> _RECORDED DATA_
** start **

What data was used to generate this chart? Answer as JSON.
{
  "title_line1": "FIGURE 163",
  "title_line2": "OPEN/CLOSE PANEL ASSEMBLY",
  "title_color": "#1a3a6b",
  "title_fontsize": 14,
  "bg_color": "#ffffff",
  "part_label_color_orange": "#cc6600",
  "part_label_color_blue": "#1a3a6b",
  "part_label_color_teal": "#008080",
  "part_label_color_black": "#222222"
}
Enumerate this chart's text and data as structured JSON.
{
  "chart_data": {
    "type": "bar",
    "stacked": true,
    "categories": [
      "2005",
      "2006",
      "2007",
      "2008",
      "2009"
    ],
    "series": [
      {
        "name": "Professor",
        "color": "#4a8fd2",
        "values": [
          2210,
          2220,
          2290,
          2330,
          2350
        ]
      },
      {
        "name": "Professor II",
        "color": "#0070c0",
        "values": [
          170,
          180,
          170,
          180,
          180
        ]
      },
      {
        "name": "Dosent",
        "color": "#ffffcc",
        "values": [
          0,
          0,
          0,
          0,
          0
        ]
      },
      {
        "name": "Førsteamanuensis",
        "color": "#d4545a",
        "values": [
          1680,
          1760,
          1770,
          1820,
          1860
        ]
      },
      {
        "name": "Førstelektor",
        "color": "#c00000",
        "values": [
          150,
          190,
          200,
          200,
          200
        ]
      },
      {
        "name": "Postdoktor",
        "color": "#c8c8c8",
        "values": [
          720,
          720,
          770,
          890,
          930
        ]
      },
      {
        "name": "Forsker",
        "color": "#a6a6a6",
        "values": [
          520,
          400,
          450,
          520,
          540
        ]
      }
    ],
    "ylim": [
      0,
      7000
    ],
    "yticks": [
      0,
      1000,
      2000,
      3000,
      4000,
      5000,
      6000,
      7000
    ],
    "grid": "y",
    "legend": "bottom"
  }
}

** end **

> _GIVEN REQUEST_
Reproduce every line of the data verbatim.

> _EXPECTED OUTPUT_
What data was used to generate this chart? Answer as JSON.
{
  "title_line1": "FIGURE 163",
  "title_line2": "OPEN/CLOSE PANEL ASSEMBLY",
  "title_color": "#1a3a6b",
  "title_fontsize": 14,
  "bg_color": "#ffffff",
  "part_label_color_orange": "#cc6600",
  "part_label_color_blue": "#1a3a6b",
  "part_label_color_teal": "#008080",
  "part_label_color_black": "#222222"
}
Enumerate this chart's text and data as structured JSON.
{
  "chart_data": {
    "type": "bar",
    "stacked": true,
    "categories": [
      "2005",
      "2006",
      "2007",
      "2008",
      "2009"
    ],
    "series": [
      {
        "name": "Professor",
        "color": "#4a8fd2",
        "values": [
          2210,
          2220,
          2290,
          2330,
          2350
        ]
      },
      {
        "name": "Professor II",
        "color": "#0070c0",
        "values": [
          170,
          180,
          170,
          180,
          180
        ]
      },
      {
        "name": "Dosent",
        "color": "#ffffcc",
        "values": [
          0,
          0,
          0,
          0,
          0
        ]
      },
      {
        "name": "Førsteamanuensis",
        "color": "#d4545a",
        "values": [
          1680,
          1760,
          1770,
          1820,
          1860
        ]
      },
      {
        "name": "Førstelektor",
        "color": "#c00000",
        "values": [
          150,
          190,
          200,
          200,
          200
        ]
      },
      {
        "name": "Postdoktor",
        "color": "#c8c8c8",
        "values": [
          720,
          720,
          770,
          890,
          930
        ]
      },
      {
        "name": "Forsker",
        "color": "#a6a6a6",
        "values": [
          520,
          400,
          450,
          520,
          540
        ]
      }
    ],
    "ylim": [
      0,
      7000
    ],
    "yticks": [
      0,
      1000,
      2000,
      3000,
      4000,
      5000,
      6000,
      7000
    ],
    "grid": "y",
    "legend": "bottom"
  }
}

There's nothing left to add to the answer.